Stated task:
Copy all the data exactly, except the pictures.

::::

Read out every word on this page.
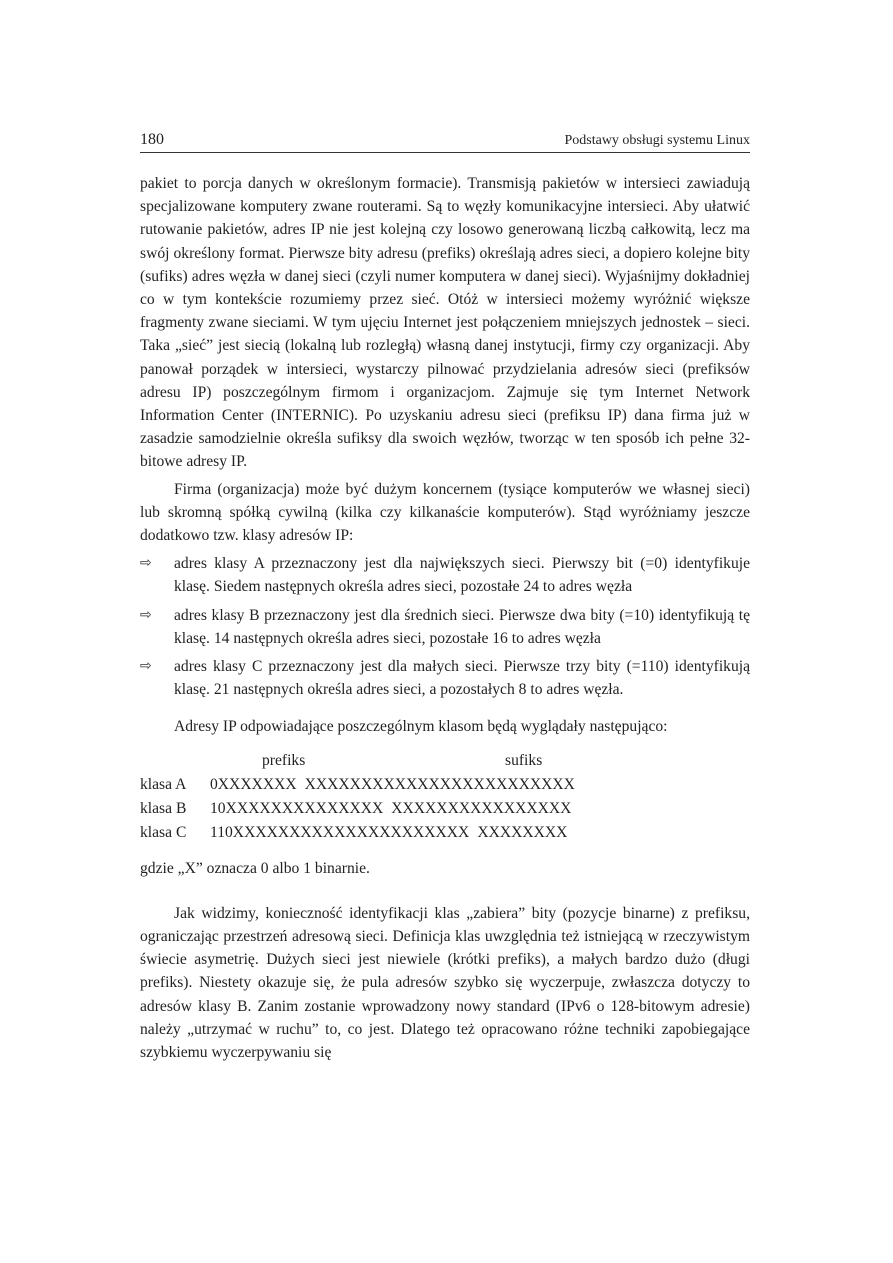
180	Podstawy obsługi systemu Linux

pakiet to porcja danych w określonym formacie). Transmisją pakietów w intersieci zawiadują specjalizowane komputery zwane routerami. Są to węzły komunikacyjne intersieci. Aby ułatwić rutowanie pakietów, adres IP nie jest kolejną czy losowo generowaną liczbą całkowitą, lecz ma swój określony format. Pierwsze bity adresu (prefiks) określają adres sieci, a dopiero kolejne bity (sufiks) adres węzła w danej sieci (czyli numer komputera w danej sieci). Wyjaśnijmy dokładniej co w tym kontekście rozumiemy przez sieć. Otóż w intersieci możemy wyróżnić większe fragmenty zwane sieciami. W tym ujęciu Internet jest połączeniem mniejszych jednostek – sieci. Taka „sieć” jest siecią (lokalną lub rozległą) własną danej instytucji, firmy czy organizacji. Aby panował porządek w intersieci, wystarczy pilnować przydzielania adresów sieci (prefiksów adresu IP) poszczególnym firmom i organizacjom. Zajmuje się tym Internet Network Information Center (INTERNIC). Po uzyskaniu adresu sieci (prefiksu IP) dana firma już w zasadzie samodzielnie określa sufiksy dla swoich węzłów, tworząc w ten sposób ich pełne 32-bitowe adresy IP.

Firma (organizacja) może być dużym koncernem (tysiące komputerów we własnej sieci) lub skromną spółką cywilną (kilka czy kilkanaście komputerów). Stąd wyróżniamy jeszcze dodatkowo tzw. klasy adresów IP:

⇨ adres klasy A przeznaczony jest dla największych sieci. Pierwszy bit (=0) identyfikuje klasę. Siedem następnych określa adres sieci, pozostałe 24 to adres węzła
⇨ adres klasy B przeznaczony jest dla średnich sieci. Pierwsze dwa bity (=10) identyfikują tę klasę. 14 następnych określa adres sieci, pozostałe 16 to adres węzła
⇨ adres klasy C przeznaczony jest dla małych sieci. Pierwsze trzy bity (=110) identyfikują klasę. 21 następnych określa adres sieci, a pozostałych 8 to adres węzła.

Adresy IP odpowiadające poszczególnym klasom będą wyglądały następująco:

prefiks	sufiks
klasa A 0XXXXXXX XXXXXXXXXXXXXXXXXXXXXXXX
klasa B 10XXXXXXXXXXXXXX XXXXXXXXXXXXXXXX
klasa C 110XXXXXXXXXXXXXXXXXXXXX XXXXXXXX

gdzie „X” oznacza 0 albo 1 binarnie.

Jak widzimy, konieczność identyfikacji klas „zabiera” bity (pozycje binarne) z prefiksu, ograniczając przestrzeń adresową sieci. Definicja klas uwzględnia też istniejącą w rzeczywistym świecie asymetrię. Dużych sieci jest niewiele (krótki prefiks), a małych bardzo dużo (długi prefiks). Niestety okazuje się, że pula adresów szybko się wyczerpuje, zwłaszcza dotyczy to adresów klasy B. Zanim zostanie wprowadzony nowy standard (IPv6 o 128-bitowym adresie) należy „utrzymać w ruchu” to, co jest. Dlatego też opracowano różne techniki zapobiegające szybkiemu wyczerpywaniu się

::::

Exercise response:
Read out every word on this page.
180	Podstawy obsługi systemu Linux

pakiet to porcja danych w określonym formacie). Transmisją pakietów w intersieci zawiadują specjalizowane komputery zwane routerami. Są to węzły komunikacyjne intersieci. Aby ułatwić rutowanie pakietów, adres IP nie jest kolejną czy losowo generowaną liczbą całkowitą, lecz ma swój określony format. Pierwsze bity adresu (prefiks) określają adres sieci, a dopiero kolejne bity (sufiks) adres węzła w danej sieci (czyli numer komputera w danej sieci). Wyjaśnijmy dokładniej co w tym kontekście rozumiemy przez sieć. Otóż w intersieci możemy wyróżnić większe fragmenty zwane sieciami. W tym ujęciu Internet jest połączeniem mniejszych jednostek – sieci. Taka „sieć” jest siecią (lokalną lub rozległą) własną danej instytucji, firmy czy organizacji. Aby panował porządek w intersieci, wystarczy pilnować przydzielania adresów sieci (prefiksów adresu IP) poszczególnym firmom i organizacjom. Zajmuje się tym Internet Network Information Center (INTERNIC). Po uzyskaniu adresu sieci (prefiksu IP) dana firma już w zasadzie samodzielnie określa sufiksy dla swoich węzłów, tworząc w ten sposób ich pełne 32-bitowe adresy IP.

Firma (organizacja) może być dużym koncernem (tysiące komputerów we własnej sieci) lub skromną spółką cywilną (kilka czy kilkanaście komputerów). Stąd wyróżniamy jeszcze dodatkowo tzw. klasy adresów IP:

⇨ adres klasy A przeznaczony jest dla największych sieci. Pierwszy bit (=0) identyfikuje klasę. Siedem następnych określa adres sieci, pozostałe 24 to adres węzła
⇨ adres klasy B przeznaczony jest dla średnich sieci. Pierwsze dwa bity (=10) identyfikują tę klasę. 14 następnych określa adres sieci, pozostałe 16 to adres węzła
⇨ adres klasy C przeznaczony jest dla małych sieci. Pierwsze trzy bity (=110) identyfikują klasę. 21 następnych określa adres sieci, a pozostałych 8 to adres węzła.

Adresy IP odpowiadające poszczególnym klasom będą wyglądały następująco:

prefiks	sufiks
klasa A 0XXXXXXX XXXXXXXXXXXXXXXXXXXXXXXX
klasa B 10XXXXXXXXXXXXXX XXXXXXXXXXXXXXXX
klasa C 110XXXXXXXXXXXXXXXXXXXXX XXXXXXXX

gdzie „X” oznacza 0 albo 1 binarnie.

Jak widzimy, konieczność identyfikacji klas „zabiera” bity (pozycje binarne) z prefiksu, ograniczając przestrzeń adresową sieci. Definicja klas uwzględnia też istniejącą w rzeczywistym świecie asymetrię. Dużych sieci jest niewiele (krótki prefiks), a małych bardzo dużo (długi prefiks). Niestety okazuje się, że pula adresów szybko się wyczerpuje, zwłaszcza dotyczy to adresów klasy B. Zanim zostanie wprowadzony nowy standard (IPv6 o 128-bitowym adresie) należy „utrzymać w ruchu” to, co jest. Dlatego też opracowano różne techniki zapobiegające szybkiemu wyczerpywaniu się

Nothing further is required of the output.